> **YOUR INSTRUCTIONS**: Repeat the items word for word, from the very first line through the line containing "map-label: Ampara bbox=[560, 382, 600, 396]".

> **RAW DATA**:
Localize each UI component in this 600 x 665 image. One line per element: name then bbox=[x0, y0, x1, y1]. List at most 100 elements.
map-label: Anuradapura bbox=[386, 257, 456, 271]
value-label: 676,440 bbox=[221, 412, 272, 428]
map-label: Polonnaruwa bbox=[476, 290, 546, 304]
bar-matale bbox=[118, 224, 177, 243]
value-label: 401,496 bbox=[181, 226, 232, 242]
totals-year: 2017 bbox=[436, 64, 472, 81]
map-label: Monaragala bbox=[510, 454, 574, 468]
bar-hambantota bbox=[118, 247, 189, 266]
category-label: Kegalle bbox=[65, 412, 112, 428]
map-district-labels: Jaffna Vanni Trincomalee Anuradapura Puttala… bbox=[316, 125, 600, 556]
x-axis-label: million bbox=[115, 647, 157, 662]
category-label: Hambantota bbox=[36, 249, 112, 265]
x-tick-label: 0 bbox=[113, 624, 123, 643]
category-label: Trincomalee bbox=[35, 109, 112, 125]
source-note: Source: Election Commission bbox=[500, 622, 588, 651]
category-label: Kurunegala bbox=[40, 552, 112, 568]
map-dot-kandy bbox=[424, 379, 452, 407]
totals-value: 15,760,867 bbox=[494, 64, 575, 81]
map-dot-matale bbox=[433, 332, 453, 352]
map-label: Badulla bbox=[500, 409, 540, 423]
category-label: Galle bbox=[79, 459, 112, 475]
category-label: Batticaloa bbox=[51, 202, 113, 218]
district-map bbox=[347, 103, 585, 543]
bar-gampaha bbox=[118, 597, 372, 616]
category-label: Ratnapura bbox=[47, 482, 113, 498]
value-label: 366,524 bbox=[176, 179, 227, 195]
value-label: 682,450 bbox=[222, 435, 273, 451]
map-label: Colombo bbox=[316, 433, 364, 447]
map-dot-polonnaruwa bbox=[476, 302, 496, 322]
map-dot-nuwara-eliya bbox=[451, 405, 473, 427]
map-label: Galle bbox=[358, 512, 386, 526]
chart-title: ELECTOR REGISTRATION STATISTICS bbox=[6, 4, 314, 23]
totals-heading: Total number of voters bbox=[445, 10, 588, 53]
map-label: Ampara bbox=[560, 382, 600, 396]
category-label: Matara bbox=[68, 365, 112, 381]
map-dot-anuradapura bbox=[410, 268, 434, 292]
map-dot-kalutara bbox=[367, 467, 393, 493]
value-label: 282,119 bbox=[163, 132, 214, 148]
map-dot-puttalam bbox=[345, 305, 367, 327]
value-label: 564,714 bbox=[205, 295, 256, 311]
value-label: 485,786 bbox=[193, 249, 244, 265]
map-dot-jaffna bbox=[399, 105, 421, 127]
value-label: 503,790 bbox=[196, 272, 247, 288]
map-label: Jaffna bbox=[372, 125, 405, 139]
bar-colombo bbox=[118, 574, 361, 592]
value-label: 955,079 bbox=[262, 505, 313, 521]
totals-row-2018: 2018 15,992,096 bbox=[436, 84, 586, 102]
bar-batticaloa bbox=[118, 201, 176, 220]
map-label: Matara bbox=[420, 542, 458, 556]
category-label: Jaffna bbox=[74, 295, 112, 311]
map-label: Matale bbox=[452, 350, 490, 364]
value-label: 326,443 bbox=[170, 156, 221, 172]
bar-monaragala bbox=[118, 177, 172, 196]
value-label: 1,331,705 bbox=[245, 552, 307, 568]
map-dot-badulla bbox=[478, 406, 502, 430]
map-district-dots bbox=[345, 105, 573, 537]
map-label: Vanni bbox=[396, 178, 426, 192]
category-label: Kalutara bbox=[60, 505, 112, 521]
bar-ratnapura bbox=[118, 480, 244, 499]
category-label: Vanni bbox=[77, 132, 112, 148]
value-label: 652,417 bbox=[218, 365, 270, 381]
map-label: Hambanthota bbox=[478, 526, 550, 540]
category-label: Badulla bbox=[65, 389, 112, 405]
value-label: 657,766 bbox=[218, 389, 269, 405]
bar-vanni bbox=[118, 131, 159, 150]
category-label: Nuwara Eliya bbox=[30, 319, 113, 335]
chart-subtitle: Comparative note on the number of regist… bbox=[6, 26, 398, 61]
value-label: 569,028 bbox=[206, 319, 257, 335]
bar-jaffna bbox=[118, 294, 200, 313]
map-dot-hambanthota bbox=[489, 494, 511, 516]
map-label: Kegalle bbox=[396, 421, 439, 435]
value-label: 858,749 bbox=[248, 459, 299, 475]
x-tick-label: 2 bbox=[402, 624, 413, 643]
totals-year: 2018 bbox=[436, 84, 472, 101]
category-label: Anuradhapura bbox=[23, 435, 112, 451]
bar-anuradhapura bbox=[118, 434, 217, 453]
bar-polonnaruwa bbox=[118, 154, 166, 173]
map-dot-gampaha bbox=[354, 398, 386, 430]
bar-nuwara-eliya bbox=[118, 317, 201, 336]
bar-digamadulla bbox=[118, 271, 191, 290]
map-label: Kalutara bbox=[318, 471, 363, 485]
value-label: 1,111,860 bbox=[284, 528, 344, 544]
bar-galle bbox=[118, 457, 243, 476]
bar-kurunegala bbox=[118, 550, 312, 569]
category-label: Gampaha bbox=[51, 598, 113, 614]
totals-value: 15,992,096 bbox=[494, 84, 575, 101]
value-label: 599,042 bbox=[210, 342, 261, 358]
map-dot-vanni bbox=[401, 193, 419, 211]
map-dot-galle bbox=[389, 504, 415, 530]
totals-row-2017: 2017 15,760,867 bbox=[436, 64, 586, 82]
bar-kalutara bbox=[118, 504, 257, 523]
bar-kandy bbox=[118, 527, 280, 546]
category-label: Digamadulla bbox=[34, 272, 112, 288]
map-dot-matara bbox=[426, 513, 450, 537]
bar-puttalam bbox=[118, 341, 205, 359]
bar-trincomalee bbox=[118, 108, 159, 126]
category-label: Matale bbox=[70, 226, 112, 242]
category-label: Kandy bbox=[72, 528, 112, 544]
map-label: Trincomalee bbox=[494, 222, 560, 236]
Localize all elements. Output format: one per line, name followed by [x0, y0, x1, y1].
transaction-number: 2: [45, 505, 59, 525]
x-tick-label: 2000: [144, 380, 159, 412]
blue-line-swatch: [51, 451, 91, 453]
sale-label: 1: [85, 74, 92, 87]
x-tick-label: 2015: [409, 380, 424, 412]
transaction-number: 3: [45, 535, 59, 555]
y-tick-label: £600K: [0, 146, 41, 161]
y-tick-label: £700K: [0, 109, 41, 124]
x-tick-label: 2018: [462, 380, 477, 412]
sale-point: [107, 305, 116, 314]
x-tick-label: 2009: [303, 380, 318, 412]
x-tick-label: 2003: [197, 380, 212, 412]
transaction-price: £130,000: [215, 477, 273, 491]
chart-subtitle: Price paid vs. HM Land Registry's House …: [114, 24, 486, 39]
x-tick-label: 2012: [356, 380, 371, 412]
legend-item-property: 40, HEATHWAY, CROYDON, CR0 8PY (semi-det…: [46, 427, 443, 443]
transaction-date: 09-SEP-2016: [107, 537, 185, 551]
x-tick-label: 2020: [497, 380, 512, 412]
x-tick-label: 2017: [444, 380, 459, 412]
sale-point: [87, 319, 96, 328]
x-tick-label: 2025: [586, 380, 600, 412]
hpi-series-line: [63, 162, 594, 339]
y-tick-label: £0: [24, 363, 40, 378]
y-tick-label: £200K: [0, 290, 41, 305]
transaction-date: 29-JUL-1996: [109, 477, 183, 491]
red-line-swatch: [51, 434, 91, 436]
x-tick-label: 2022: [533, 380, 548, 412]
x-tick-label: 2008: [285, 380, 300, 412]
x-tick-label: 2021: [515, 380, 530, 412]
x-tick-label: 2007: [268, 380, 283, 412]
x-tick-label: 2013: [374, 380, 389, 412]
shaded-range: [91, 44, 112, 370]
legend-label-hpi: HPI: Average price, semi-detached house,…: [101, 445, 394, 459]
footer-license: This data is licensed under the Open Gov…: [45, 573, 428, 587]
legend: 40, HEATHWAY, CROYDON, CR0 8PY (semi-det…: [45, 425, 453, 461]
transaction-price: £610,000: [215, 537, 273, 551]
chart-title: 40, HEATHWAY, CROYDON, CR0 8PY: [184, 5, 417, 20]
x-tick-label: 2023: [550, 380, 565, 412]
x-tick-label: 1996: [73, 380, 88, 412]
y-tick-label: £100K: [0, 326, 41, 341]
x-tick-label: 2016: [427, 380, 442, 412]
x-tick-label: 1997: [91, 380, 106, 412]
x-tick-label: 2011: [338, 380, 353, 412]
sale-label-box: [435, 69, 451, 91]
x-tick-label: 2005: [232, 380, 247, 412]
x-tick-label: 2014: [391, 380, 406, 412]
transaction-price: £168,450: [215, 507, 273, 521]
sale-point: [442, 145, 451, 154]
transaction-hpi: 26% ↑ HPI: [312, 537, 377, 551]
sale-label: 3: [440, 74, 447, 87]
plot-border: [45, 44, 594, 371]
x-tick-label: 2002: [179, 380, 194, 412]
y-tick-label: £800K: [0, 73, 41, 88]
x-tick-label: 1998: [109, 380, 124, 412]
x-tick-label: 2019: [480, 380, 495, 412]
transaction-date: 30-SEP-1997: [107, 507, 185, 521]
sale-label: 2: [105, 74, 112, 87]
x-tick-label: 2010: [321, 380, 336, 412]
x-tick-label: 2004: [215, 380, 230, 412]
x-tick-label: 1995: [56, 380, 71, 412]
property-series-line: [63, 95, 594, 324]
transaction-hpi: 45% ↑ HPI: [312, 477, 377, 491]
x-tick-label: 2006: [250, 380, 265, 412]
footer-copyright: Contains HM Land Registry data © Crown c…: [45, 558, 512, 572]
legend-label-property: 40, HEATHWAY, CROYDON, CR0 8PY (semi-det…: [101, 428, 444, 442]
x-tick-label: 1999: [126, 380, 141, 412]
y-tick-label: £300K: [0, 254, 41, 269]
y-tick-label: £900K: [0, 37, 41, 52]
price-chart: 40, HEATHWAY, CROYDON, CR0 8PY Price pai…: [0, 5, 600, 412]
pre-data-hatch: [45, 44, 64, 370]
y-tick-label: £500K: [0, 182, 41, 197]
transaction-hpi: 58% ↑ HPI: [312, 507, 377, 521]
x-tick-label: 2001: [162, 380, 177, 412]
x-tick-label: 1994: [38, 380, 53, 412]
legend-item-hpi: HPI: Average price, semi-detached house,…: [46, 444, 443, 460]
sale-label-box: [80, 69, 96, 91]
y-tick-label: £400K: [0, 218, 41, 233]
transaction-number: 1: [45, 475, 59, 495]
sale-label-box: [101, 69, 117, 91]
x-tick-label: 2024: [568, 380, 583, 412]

> **ANSWER TO THIS PROBLEM**:
Localize each UI component in this 600 x 665 image. One line per element: name then bbox=[x0, y0, x1, y1]. List at most 100 elements.
map-label: Anuradapura bbox=[386, 257, 456, 271]
value-label: 676,440 bbox=[221, 412, 272, 428]
map-label: Polonnaruwa bbox=[476, 290, 546, 304]
bar-matale bbox=[118, 224, 177, 243]
value-label: 401,496 bbox=[181, 226, 232, 242]
totals-year: 2017 bbox=[436, 64, 472, 81]
map-label: Monaragala bbox=[510, 454, 574, 468]
bar-hambantota bbox=[118, 247, 189, 266]
category-label: Kegalle bbox=[65, 412, 112, 428]
map-district-labels: Jaffna Vanni Trincomalee Anuradapura Puttala… bbox=[316, 125, 600, 556]
x-axis-label: million bbox=[115, 647, 157, 662]
category-label: Hambantota bbox=[36, 249, 112, 265]
x-tick-label: 0 bbox=[113, 624, 123, 643]
category-label: Trincomalee bbox=[35, 109, 112, 125]
source-note: Source: Election Commission bbox=[500, 622, 588, 651]
category-label: Kurunegala bbox=[40, 552, 112, 568]
map-dot-kandy bbox=[424, 379, 452, 407]
totals-value: 15,760,867 bbox=[494, 64, 575, 81]
map-dot-matale bbox=[433, 332, 453, 352]
map-label: Badulla bbox=[500, 409, 540, 423]
category-label: Galle bbox=[79, 459, 112, 475]
category-label: Batticaloa bbox=[51, 202, 113, 218]
district-map bbox=[347, 103, 585, 543]
bar-gampaha bbox=[118, 597, 372, 616]
category-label: Ratnapura bbox=[47, 482, 113, 498]
value-label: 366,524 bbox=[176, 179, 227, 195]
value-label: 682,450 bbox=[222, 435, 273, 451]
map-label: Colombo bbox=[316, 433, 364, 447]
map-dot-polonnaruwa bbox=[476, 302, 496, 322]
map-dot-nuwara-eliya bbox=[451, 405, 473, 427]
map-label: Galle bbox=[358, 512, 386, 526]
chart-title: ELECTOR REGISTRATION STATISTICS bbox=[6, 4, 314, 23]
totals-heading: Total number of voters bbox=[445, 10, 588, 53]
map-label: Ampara bbox=[560, 382, 600, 396]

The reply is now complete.